Dataset rows:
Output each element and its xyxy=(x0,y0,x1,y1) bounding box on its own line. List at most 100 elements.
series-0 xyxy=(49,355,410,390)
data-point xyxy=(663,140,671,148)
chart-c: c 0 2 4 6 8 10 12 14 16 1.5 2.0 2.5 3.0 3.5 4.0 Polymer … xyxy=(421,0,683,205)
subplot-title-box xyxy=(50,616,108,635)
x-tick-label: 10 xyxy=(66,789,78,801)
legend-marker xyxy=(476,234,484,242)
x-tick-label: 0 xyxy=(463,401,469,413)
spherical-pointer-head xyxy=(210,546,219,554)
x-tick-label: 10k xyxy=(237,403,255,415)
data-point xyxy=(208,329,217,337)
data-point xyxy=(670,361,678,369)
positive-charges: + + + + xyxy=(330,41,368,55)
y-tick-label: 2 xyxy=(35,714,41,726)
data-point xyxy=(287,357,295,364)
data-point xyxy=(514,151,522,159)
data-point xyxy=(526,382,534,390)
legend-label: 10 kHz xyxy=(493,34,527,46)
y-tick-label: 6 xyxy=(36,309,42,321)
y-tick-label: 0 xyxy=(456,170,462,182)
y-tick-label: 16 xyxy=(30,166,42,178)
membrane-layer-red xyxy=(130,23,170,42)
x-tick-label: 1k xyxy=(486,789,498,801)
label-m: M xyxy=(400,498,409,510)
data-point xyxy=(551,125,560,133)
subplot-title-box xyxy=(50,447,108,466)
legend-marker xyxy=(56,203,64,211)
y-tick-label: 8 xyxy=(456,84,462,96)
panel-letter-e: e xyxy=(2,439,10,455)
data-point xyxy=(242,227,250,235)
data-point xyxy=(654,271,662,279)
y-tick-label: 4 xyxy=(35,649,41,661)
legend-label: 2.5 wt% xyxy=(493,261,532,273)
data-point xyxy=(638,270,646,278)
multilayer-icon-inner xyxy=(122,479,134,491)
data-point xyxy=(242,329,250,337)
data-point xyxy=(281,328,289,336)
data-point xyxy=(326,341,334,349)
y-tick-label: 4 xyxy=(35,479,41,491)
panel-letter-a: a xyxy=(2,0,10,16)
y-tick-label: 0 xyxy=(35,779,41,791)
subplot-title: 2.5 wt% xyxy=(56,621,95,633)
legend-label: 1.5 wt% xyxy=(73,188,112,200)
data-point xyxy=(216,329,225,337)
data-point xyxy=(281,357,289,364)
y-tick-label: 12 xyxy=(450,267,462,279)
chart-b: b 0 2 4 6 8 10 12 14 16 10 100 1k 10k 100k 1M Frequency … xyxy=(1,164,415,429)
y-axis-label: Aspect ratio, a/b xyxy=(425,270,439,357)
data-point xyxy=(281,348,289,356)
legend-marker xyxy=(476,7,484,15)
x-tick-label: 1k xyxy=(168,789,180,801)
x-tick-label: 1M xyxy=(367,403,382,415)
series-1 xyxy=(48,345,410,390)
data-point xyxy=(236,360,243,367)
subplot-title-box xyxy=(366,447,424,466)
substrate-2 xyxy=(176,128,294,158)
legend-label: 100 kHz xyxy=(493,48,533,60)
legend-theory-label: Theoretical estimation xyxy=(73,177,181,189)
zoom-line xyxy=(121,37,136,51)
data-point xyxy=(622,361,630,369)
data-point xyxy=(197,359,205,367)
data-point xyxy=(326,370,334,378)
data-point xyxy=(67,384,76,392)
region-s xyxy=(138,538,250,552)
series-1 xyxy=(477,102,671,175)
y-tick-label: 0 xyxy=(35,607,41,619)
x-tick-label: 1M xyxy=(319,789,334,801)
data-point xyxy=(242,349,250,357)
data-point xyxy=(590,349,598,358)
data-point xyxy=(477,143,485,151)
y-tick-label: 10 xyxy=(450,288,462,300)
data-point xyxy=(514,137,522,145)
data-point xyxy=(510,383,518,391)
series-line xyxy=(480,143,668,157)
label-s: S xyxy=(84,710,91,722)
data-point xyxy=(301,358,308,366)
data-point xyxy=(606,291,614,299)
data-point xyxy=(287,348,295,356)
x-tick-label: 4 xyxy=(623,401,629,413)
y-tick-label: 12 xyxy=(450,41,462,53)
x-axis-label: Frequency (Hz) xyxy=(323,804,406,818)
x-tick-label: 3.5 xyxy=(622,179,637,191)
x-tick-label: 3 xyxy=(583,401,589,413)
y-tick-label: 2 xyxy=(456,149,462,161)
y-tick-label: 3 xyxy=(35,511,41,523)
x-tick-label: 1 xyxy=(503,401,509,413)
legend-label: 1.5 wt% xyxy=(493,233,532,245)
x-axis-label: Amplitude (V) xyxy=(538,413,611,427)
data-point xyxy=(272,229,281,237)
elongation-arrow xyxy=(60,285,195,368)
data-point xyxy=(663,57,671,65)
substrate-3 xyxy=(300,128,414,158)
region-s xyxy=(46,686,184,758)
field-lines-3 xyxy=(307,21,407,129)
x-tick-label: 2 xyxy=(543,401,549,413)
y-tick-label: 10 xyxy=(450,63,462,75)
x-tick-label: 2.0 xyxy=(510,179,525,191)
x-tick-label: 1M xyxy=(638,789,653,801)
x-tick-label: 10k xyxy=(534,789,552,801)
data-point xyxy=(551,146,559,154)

→ STATED EXERCISE
Reproduce the material above line for line, changing nothing.

→ COMPLETED TASK
Output each element and its xyxy=(x0,y0,x1,y1) bounding box on its own line. List at most 100 elements.
series-0 xyxy=(49,355,410,390)
data-point xyxy=(663,140,671,148)
chart-c: c 0 2 4 6 8 10 12 14 16 1.5 2.0 2.5 3.0 3.5 4.0 Polymer … xyxy=(421,0,683,205)
subplot-title-box xyxy=(50,616,108,635)
x-tick-label: 10 xyxy=(66,789,78,801)
legend-marker xyxy=(476,234,484,242)
x-tick-label: 0 xyxy=(463,401,469,413)
spherical-pointer-head xyxy=(210,546,219,554)
x-tick-label: 10k xyxy=(237,403,255,415)
data-point xyxy=(208,329,217,337)
data-point xyxy=(670,361,678,369)
positive-charges: + + + + xyxy=(330,41,368,55)
y-tick-label: 2 xyxy=(35,714,41,726)
data-point xyxy=(287,357,295,364)
data-point xyxy=(514,151,522,159)
data-point xyxy=(526,382,534,390)
legend-label: 10 kHz xyxy=(493,34,527,46)
y-tick-label: 6 xyxy=(36,309,42,321)
y-tick-label: 0 xyxy=(456,170,462,182)
y-tick-label: 16 xyxy=(30,166,42,178)
membrane-layer-red xyxy=(130,23,170,42)
x-tick-label: 1k xyxy=(486,789,498,801)
label-m: M xyxy=(400,498,409,510)
data-point xyxy=(551,125,560,133)
subplot-title-box xyxy=(50,447,108,466)
legend-marker xyxy=(56,203,64,211)
y-tick-label: 8 xyxy=(456,84,462,96)
panel-letter-e: e xyxy=(2,439,10,455)
data-point xyxy=(242,227,250,235)
data-point xyxy=(654,271,662,279)
y-tick-label: 4 xyxy=(35,649,41,661)
legend-label: 2.5 wt% xyxy=(493,261,532,273)
data-point xyxy=(638,270,646,278)
multilayer-icon-inner xyxy=(122,479,134,491)
data-point xyxy=(242,329,250,337)
data-point xyxy=(281,328,289,336)
data-point xyxy=(326,341,334,349)
y-tick-label: 4 xyxy=(35,479,41,491)
panel-letter-a: a xyxy=(2,0,10,16)
y-tick-label: 0 xyxy=(35,779,41,791)
subplot-title: 2.5 wt% xyxy=(56,621,95,633)
legend-label: 1.5 wt% xyxy=(73,188,112,200)
data-point xyxy=(216,329,225,337)
data-point xyxy=(281,357,289,364)
y-tick-label: 12 xyxy=(450,267,462,279)
chart-b: b 0 2 4 6 8 10 12 14 16 10 100 1k 10k 100k 1M Frequency … xyxy=(1,164,415,429)
y-axis-label: Aspect ratio, a/b xyxy=(425,270,439,357)
data-point xyxy=(281,348,289,356)
legend-marker xyxy=(476,7,484,15)
x-tick-label: 1k xyxy=(168,789,180,801)
x-tick-label: 1M xyxy=(367,403,382,415)
series-1 xyxy=(48,345,410,390)
data-point xyxy=(236,360,243,367)
subplot-title-box xyxy=(366,447,424,466)
substrate-2 xyxy=(176,128,294,158)
legend-label: 100 kHz xyxy=(493,48,533,60)
legend-theory-label: Theoretical estimation xyxy=(73,177,181,189)
zoom-line xyxy=(121,37,136,51)
data-point xyxy=(622,361,630,369)
data-point xyxy=(197,359,205,367)
data-point xyxy=(326,370,334,378)
data-point xyxy=(67,384,76,392)
region-s xyxy=(138,538,250,552)
series-1 xyxy=(477,102,671,175)
y-tick-label: 0 xyxy=(35,607,41,619)
x-tick-label: 1M xyxy=(319,789,334,801)
data-point xyxy=(242,349,250,357)
data-point xyxy=(590,349,598,358)
data-point xyxy=(477,143,485,151)
y-tick-label: 10 xyxy=(450,288,462,300)
data-point xyxy=(514,137,522,145)
data-point xyxy=(510,383,518,391)
series-line xyxy=(480,143,668,157)
label-s: S xyxy=(84,710,91,722)
data-point xyxy=(301,358,308,366)
data-point xyxy=(606,291,614,299)
data-point xyxy=(287,348,295,356)
x-tick-label: 4 xyxy=(623,401,629,413)
y-tick-label: 12 xyxy=(450,41,462,53)
x-axis-label: Frequency (Hz) xyxy=(323,804,406,818)
x-tick-label: 3.5 xyxy=(622,179,637,191)
x-tick-label: 3 xyxy=(583,401,589,413)
y-tick-label: 2 xyxy=(456,149,462,161)
y-tick-label: 3 xyxy=(35,511,41,523)
x-tick-label: 1 xyxy=(503,401,509,413)
legend-label: 1.5 wt% xyxy=(493,233,532,245)
x-axis-label: Amplitude (V) xyxy=(538,413,611,427)
data-point xyxy=(272,229,281,237)
elongation-arrow xyxy=(60,285,195,368)
data-point xyxy=(663,57,671,65)
substrate-3 xyxy=(300,128,414,158)
region-s xyxy=(46,686,184,758)
field-lines-3 xyxy=(307,21,407,129)
x-tick-label: 2 xyxy=(543,401,549,413)
y-tick-label: 10 xyxy=(450,63,462,75)
x-tick-label: 2.0 xyxy=(510,179,525,191)
x-tick-label: 1M xyxy=(638,789,653,801)
x-tick-label: 10k xyxy=(534,789,552,801)
data-point xyxy=(551,146,559,154)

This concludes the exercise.